> Parts of the exercise:
a – According to the news excerpt, in what year did Israel ratify the treaty?
b – Rewrite the news excerpt between "The UN body" and "gave extensive responses.", inclusive, with "hearings" changed to "sessions".

Israel violated global child rights treaty in Gaza, UN committee says

GENEVA: A UN committee has accused Israel of severe breaches of a global treaty protecting children’s rights, saying its military actions in Gaza had a catastrophic impact on them and are among the worst violations in recent history.

Palestinian health authorities say 41,000 people have been killed in Gaza since Israel launched its military campaign in response to cross-border attacks by Hamas on Oct. 7. Of those killed in Gaza, at least 11,355 are children, Palestinian data shows, and thousands more are injured.

“The outrageous death of children is almost historically unique. This is an extremely dark place in history,” said Bragi Gudbrandsson, vice chair of the Committee.

“I don’t think we have seen a violation that is so massive before as we’ve seen in Gaza. These are extremely grave violations that we do not often see,” he said.

Israel, which ratified the treaty in 1991, sent a large delegation to the UN hearings in Geneva between September 3-4.

They argued that the treaty did not apply in Gaza or the West Bank and that it was committed to respecting international humanitarian law. It says its military campaign in Gaza is aimed at eliminating Hamas.

The committee praised Israel for attending but said it “deeply regrets the state party’s repeated denial of its legal obligations.”

The 18-member UN Committee monitors countries’ compliance with the 1989 Convention on the Rights of the Child — a widely adopted treaty that protects them from violence and other abuses.

In its conclusions, it called on Israel to provide urgent assistance to thousands of children maimed or injured by the war, provide support for orphans, and allow more medical evacuations from Gaza.

The UN body has no means of enforcing its recommendations, although countries generally aim to comply.

During the hearings, the UN experts also asked many questions about Israeli children, including details about those taken hostage by Hamas, to which Israel’s delegation gave extensive responses.

> Data section:
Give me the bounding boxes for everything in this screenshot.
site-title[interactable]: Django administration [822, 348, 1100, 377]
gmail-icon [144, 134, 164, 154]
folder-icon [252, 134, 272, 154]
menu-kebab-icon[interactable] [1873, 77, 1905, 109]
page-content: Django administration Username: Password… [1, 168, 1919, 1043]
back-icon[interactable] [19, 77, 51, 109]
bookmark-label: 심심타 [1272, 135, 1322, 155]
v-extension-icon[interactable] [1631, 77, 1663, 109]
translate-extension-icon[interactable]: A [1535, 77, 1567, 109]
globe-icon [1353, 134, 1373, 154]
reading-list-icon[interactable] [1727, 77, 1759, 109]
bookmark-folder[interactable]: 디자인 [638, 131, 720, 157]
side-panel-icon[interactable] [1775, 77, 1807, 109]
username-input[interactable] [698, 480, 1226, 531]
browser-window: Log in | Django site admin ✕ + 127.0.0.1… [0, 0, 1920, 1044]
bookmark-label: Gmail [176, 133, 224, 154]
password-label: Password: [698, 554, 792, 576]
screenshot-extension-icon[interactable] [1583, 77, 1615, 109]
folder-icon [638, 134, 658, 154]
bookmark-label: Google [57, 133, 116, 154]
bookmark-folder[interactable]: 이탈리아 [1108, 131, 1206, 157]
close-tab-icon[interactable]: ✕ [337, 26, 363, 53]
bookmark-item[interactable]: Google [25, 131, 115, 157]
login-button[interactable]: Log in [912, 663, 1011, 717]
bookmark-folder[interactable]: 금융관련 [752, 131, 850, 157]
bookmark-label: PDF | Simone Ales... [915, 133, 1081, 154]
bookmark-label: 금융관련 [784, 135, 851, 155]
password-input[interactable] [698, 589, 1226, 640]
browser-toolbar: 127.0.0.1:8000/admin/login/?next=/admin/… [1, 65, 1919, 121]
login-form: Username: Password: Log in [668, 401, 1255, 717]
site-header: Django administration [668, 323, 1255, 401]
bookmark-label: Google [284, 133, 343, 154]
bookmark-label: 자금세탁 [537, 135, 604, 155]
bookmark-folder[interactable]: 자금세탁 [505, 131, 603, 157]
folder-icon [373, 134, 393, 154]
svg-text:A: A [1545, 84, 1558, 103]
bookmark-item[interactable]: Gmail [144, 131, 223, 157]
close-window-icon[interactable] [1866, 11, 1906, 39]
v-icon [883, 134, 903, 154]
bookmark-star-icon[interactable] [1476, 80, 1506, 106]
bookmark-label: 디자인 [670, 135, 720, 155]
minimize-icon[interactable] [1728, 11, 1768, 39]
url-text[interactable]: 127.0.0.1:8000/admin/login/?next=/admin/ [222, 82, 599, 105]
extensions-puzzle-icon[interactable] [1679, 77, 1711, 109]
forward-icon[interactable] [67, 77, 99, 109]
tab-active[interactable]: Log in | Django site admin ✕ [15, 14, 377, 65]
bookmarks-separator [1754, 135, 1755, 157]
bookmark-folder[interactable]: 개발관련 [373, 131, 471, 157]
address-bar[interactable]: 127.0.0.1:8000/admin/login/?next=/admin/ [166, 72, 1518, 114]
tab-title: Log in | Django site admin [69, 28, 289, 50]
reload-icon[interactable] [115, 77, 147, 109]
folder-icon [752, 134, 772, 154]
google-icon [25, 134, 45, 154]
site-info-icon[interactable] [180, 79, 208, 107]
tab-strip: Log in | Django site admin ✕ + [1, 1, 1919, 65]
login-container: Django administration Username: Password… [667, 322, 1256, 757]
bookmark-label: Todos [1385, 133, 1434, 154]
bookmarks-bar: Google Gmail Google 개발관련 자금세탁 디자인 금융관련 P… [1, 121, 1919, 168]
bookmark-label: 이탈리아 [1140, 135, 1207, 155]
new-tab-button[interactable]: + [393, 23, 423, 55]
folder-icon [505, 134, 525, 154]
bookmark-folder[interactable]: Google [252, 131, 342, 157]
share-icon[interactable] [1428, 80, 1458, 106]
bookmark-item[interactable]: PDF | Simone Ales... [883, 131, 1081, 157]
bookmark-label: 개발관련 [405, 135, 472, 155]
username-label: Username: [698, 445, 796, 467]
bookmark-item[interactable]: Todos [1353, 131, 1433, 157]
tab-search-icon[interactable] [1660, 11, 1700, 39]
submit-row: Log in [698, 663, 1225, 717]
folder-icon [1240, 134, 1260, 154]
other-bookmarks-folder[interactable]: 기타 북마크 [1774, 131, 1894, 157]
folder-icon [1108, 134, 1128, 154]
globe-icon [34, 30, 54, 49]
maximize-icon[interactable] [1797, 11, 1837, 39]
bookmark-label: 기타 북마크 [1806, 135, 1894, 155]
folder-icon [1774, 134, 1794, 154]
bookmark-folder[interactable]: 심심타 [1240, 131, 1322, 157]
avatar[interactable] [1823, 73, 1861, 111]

> Answer set:
a – 1991

b –
The UN body has no means of enforcing its recommendations, although countries generally aim to comply.

During the sessions, the UN experts also asked many questions about Israeli children, including details about those taken hostage by Hamas, to which Israel’s delegation gave extensive responses.